◆ DIRECTIONS: Can you write out all of the material below, word for word?

### RECORDS FOR THE TASK

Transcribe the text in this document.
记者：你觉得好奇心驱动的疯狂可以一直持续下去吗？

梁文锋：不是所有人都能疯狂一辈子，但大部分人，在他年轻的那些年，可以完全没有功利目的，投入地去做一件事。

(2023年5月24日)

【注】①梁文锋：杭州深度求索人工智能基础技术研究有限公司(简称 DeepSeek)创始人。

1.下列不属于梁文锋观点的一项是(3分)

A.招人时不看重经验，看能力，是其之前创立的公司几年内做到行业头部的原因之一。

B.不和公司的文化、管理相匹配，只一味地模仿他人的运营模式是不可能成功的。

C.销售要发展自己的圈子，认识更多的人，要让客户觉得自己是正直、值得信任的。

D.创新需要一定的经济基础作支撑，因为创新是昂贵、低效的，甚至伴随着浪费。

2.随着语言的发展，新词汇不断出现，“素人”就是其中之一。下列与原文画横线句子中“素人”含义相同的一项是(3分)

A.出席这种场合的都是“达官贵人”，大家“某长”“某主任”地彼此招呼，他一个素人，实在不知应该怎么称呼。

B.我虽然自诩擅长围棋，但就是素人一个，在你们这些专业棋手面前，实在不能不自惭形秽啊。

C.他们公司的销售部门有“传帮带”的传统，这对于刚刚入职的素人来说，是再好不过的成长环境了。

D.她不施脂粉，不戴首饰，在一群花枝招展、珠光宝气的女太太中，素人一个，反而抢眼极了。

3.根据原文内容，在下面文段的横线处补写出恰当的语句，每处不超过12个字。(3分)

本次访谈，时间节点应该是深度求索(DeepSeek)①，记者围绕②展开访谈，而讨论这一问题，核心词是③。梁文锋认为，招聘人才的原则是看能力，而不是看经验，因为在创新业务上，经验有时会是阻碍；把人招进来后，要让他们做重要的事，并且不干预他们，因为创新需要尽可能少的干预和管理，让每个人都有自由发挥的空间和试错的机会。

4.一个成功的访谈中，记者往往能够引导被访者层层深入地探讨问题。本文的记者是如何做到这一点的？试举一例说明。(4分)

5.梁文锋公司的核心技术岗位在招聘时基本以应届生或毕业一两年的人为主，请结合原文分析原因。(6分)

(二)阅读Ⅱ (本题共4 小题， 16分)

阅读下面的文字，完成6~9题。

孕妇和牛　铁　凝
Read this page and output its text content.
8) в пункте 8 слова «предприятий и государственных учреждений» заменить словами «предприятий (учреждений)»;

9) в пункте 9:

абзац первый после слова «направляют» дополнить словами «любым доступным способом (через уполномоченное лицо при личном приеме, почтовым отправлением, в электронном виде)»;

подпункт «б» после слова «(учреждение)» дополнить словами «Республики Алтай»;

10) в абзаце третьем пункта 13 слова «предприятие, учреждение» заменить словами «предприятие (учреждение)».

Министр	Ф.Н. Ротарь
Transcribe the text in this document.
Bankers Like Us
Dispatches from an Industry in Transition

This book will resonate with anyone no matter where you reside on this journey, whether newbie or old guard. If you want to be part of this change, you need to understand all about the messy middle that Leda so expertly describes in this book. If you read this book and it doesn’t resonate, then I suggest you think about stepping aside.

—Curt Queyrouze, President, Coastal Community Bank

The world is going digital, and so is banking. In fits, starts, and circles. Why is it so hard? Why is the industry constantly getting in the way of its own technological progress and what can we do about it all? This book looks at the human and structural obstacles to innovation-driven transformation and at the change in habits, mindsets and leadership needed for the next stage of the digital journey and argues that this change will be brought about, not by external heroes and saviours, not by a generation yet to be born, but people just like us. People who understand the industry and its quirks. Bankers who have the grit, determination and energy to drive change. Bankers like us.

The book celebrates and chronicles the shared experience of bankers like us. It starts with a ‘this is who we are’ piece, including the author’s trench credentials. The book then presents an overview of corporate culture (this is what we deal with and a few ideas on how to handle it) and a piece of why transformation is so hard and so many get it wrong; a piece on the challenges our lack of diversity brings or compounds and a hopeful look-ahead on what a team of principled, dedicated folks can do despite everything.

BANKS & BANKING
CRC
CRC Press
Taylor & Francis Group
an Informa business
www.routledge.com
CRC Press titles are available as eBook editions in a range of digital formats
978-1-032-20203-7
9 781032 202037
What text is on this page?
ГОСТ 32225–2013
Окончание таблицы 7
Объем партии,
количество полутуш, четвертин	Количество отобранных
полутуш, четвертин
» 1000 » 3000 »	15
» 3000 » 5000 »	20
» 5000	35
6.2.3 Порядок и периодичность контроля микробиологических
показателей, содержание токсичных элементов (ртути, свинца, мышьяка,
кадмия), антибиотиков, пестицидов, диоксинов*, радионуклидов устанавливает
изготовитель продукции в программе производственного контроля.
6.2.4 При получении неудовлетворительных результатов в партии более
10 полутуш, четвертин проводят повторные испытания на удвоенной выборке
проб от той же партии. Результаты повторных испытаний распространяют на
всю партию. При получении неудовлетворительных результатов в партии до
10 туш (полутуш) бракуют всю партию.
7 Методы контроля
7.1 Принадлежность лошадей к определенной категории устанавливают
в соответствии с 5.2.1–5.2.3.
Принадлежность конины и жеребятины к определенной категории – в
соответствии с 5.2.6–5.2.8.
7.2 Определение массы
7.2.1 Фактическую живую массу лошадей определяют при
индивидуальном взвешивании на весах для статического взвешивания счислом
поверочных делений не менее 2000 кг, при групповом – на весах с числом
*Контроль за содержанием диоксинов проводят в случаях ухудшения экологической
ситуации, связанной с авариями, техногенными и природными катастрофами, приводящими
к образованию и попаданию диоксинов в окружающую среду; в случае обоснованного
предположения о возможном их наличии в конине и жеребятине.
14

######

◆ CORRECT RESPONSE:
Transcribe the text in this document.
记者：你觉得好奇心驱动的疯狂可以一直持续下去吗？

梁文锋：不是所有人都能疯狂一辈子，但大部分人，在他年轻的那些年，可以完全没有功利目的，投入地去做一件事。

(2023年5月24日)

【注】①梁文锋：杭州深度求索人工智能基础技术研究有限公司(简称 DeepSeek)创始人。

1.下列不属于梁文锋观点的一项是(3分)

A.招人时不看重经验，看能力，是其之前创立的公司几年内做到行业头部的原因之一。

B.不和公司的文化、管理相匹配，只一味地模仿他人的运营模式是不可能成功的。

C.销售要发展自己的圈子，认识更多的人，要让客户觉得自己是正直、值得信任的。

D.创新需要一定的经济基础作支撑，因为创新是昂贵、低效的，甚至伴随着浪费。

2.随着语言的发展，新词汇不断出现，“素人”就是其中之一。下列与原文画横线句子中“素人”含义相同的一项是(3分)

A.出席这种场合的都是“达官贵人”，大家“某长”“某主任”地彼此招呼，他一个素人，实在不知应该怎么称呼。

B.我虽然自诩擅长围棋，但就是素人一个，在你们这些专业棋手面前，实在不能不自惭形秽啊。

C.他们公司的销售部门有“传帮带”的传统，这对于刚刚入职的素人来说，是再好不过的成长环境了。

D.她不施脂粉，不戴首饰，在一群花枝招展、珠光宝气的女太太中，素人一个，反而抢眼极了。

3.根据原文内容，在下面文段的横线处补写出恰当的语句，每处不超过12个字。(3分)

本次访谈，时间节点应该是深度求索(DeepSeek)①，记者围绕②展开访谈，而讨论这一问题，核心词是③。梁文锋认为，招聘人才的原则是看能力，而不是看经验，因为在创新业务上，经验有时会是阻碍；把人招进来后，要让他们做重要的事，并且不干预他们，因为创新需要尽可能少的干预和管理，让每个人都有自由发挥的空间和试错的机会。

4.一个成功的访谈中，记者往往能够引导被访者层层深入地探讨问题。本文的记者是如何做到这一点的？试举一例说明。(4分)

5.梁文锋公司的核心技术岗位在招聘时基本以应届生或毕业一两年的人为主，请结合原文分析原因。(6分)

(二)阅读Ⅱ (本题共4 小题， 16分)

阅读下面的文字，完成6~9题。

孕妇和牛　铁　凝
Read this page and output its text content.
8) в пункте 8 слова «предприятий и государственных учреждений» заменить словами «предприятий (учреждений)»;

9) в пункте 9:

абзац первый после слова «направляют» дополнить словами «любым доступным способом (через уполномоченное лицо при личном приеме, почтовым отправлением, в электронном виде)»;

подпункт «б» после слова «(учреждение)» дополнить словами «Республики Алтай»;

10) в абзаце третьем пункта 13 слова «предприятие, учреждение» заменить словами «предприятие (учреждение)».

Министр	Ф.Н. Ротарь
Transcribe the text in this document.
Bankers Like Us
Dispatches from an Industry in Transition

This book will resonate with anyone no matter where you reside on this journey, whether newbie or old guard. If you want to be part of this change, you need to understand all about the messy middle that Leda so expertly describes in this book. If you read this book and it doesn’t resonate, then I suggest you think about stepping aside.

—Curt Queyrouze, President, Coastal Community Bank

The world is going digital, and so is banking. In fits, starts, and circles. Why is it so hard? Why is the industry constantly getting in the way of its own technological progress and what can we do about it all? This book looks at the human and structural obstacles to innovation-driven transformation and at the change in habits, mindsets and leadership needed for the next stage of the digital journey and argues that this change will be brought about, not by external heroes and saviours, not by a generation yet to be born, but people just like us. People who understand the industry and its quirks. Bankers who have the grit, determination and energy to drive change. Bankers like us.

The book celebrates and chronicles the shared experience of bankers like us. It starts with a ‘this is who we are’ piece, including the author’s trench credentials. The book then presents an overview of corporate culture (this is what we deal with and a few ideas on how to handle it) and a piece of why transformation is so hard and so many get it wrong; a piece on the challenges our lack of diversity brings or compounds and a hopeful look-ahead on what a team of principled, dedicated folks can do despite everything.

BANKS & BANKING
CRC
CRC Press
Taylor & Francis Group
an Informa business
www.routledge.com
CRC Press titles are available as eBook editions in a range of digital formats
978-1-032-20203-7
9 781032 202037
What text is on this page?
ГОСТ 32225–2013
Окончание таблицы 7
Объем партии,
количество полутуш, четвертин	Количество отобранных
полутуш, четвертин
» 1000 » 3000 »	15
» 3000 » 5000 »	20
» 5000	35
6.2.3 Порядок и периодичность контроля микробиологических
показателей, содержание токсичных элементов (ртути, свинца, мышьяка,
кадмия), антибиотиков, пестицидов, диоксинов*, радионуклидов устанавливает
изготовитель продукции в программе производственного контроля.
6.2.4 При получении неудовлетворительных результатов в партии более
10 полутуш, четвертин проводят повторные испытания на удвоенной выборке
проб от той же партии. Результаты повторных испытаний распространяют на
всю партию. При получении неудовлетворительных результатов в партии до
10 туш (полутуш) бракуют всю партию.
7 Методы контроля
7.1 Принадлежность лошадей к определенной категории устанавливают
в соответствии с 5.2.1–5.2.3.
Принадлежность конины и жеребятины к определенной категории – в
соответствии с 5.2.6–5.2.8.
7.2 Определение массы
7.2.1 Фактическую живую массу лошадей определяют при
индивидуальном взвешивании на весах для статического взвешивания счислом
поверочных делений не менее 2000 кг, при групповом – на весах с числом
*Контроль за содержанием диоксинов проводят в случаях ухудшения экологической
ситуации, связанной с авариями, техногенными и природными катастрофами, приводящими
к образованию и попаданию диоксинов в окружающую среду; в случае обоснованного
предположения о возможном их наличии в конине и жеребятине.
14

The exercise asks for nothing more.